* _What the task requires_
Establish how many lines in the material include the string "Fibrosis" and report it as a lone number.

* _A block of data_
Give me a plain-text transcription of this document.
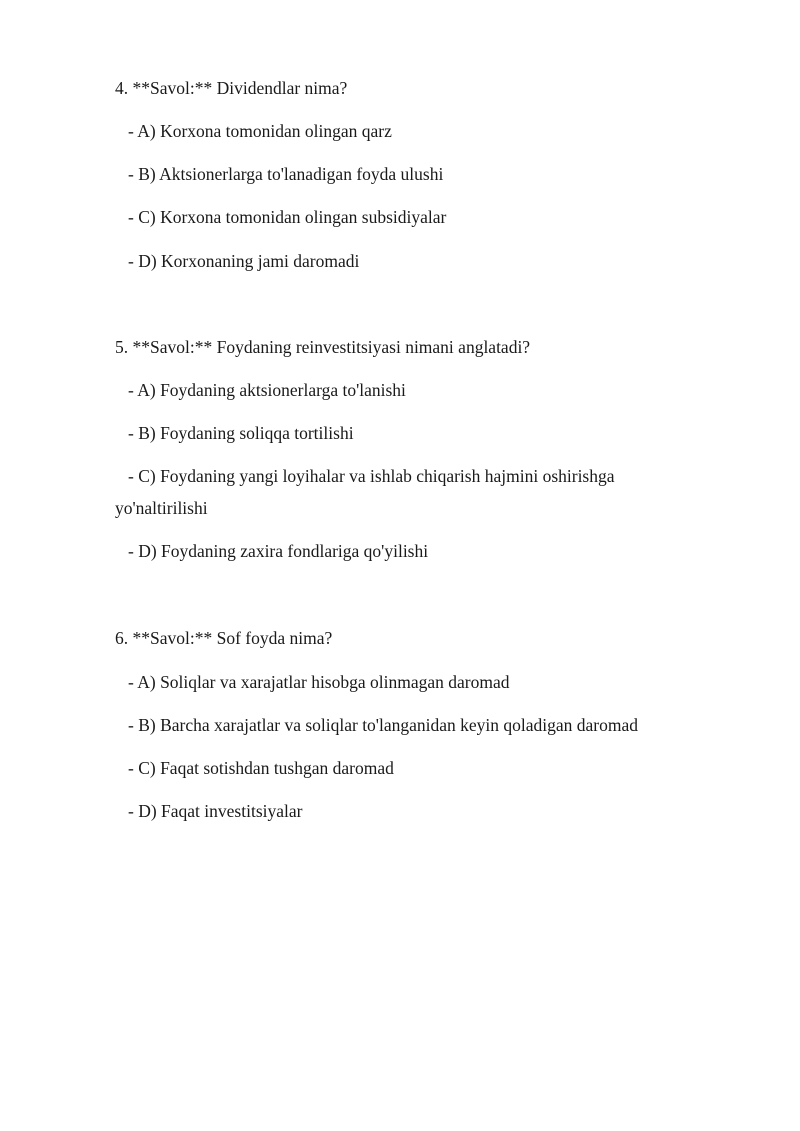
4. **Savol:** Dividendlar nima?
- A) Korxona tomonidan olingan qarz
- B) Aktsionerlarga to'lanadigan foyda ulushi
- C) Korxona tomonidan olingan subsidiyalar
- D) Korxonaning jami daromadi
5. **Savol:** Foydaning reinvestitsiyasi nimani anglatadi?
- A) Foydaning aktsionerlarga to'lanishi
- B) Foydaning soliqqa tortilishi
- C) Foydaning yangi loyihalar va ishlab chiqarish hajmini oshirishga
yo'naltirilishi
- D) Foydaning zaxira fondlariga qo'yilishi
6. **Savol:** Sof foyda nima?
- A) Soliqlar va xarajatlar hisobga olinmagan daromad
- B) Barcha xarajatlar va soliqlar to'langanidan keyin qoladigan daromad
- C) Faqat sotishdan tushgan daromad
- D) Faqat investitsiyalar
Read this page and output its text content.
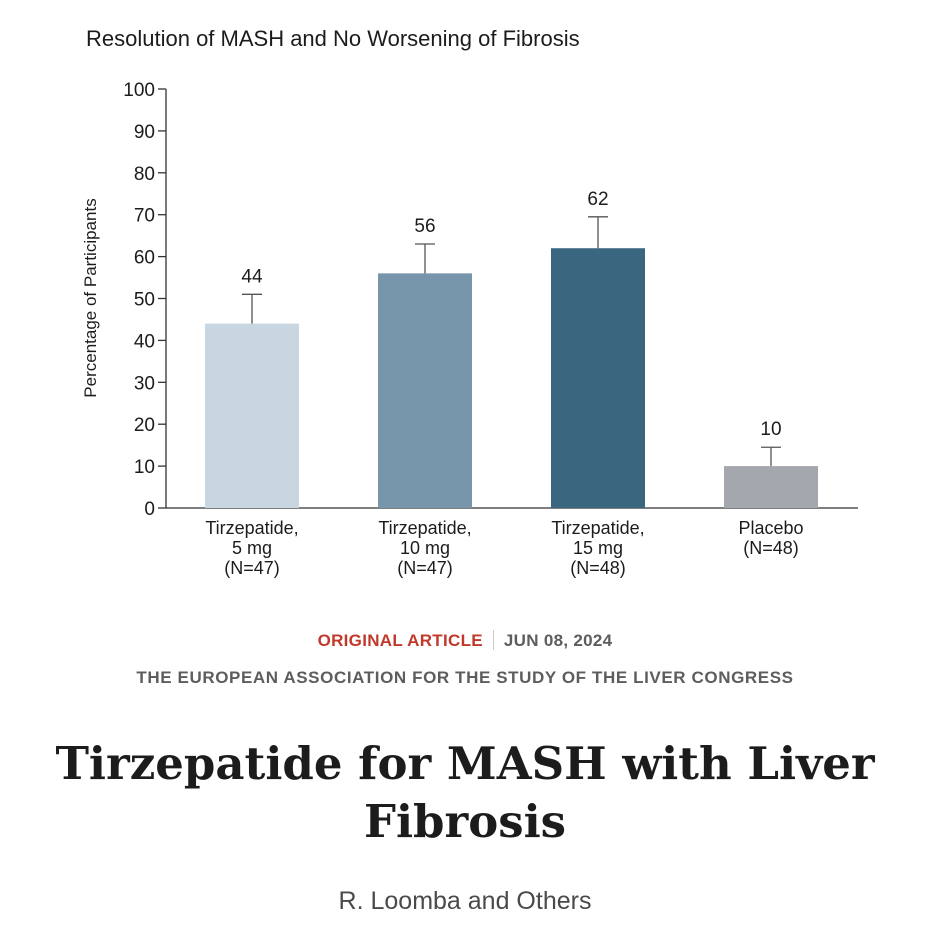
Resolution of MASH and No Worsening of Fibrosis
0
10
20
30
40
50
60
70
80
90
100
Percentage of Participants	44
Tirzepatide,
5 mg
(N=47)
56
Tirzepatide,
10 mg
(N=47)
62
Tirzepatide,
15 mg
(N=48)
10
Placebo
(N=48)
ORIGINAL ARTICLE JUN 08, 2024
THE EUROPEAN ASSOCIATION FOR THE STUDY OF THE LIVER CONGRESS
Tirzepatide for MASH with Liver Fibrosis
R. Loomba and Others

* _Answer to this problem_
2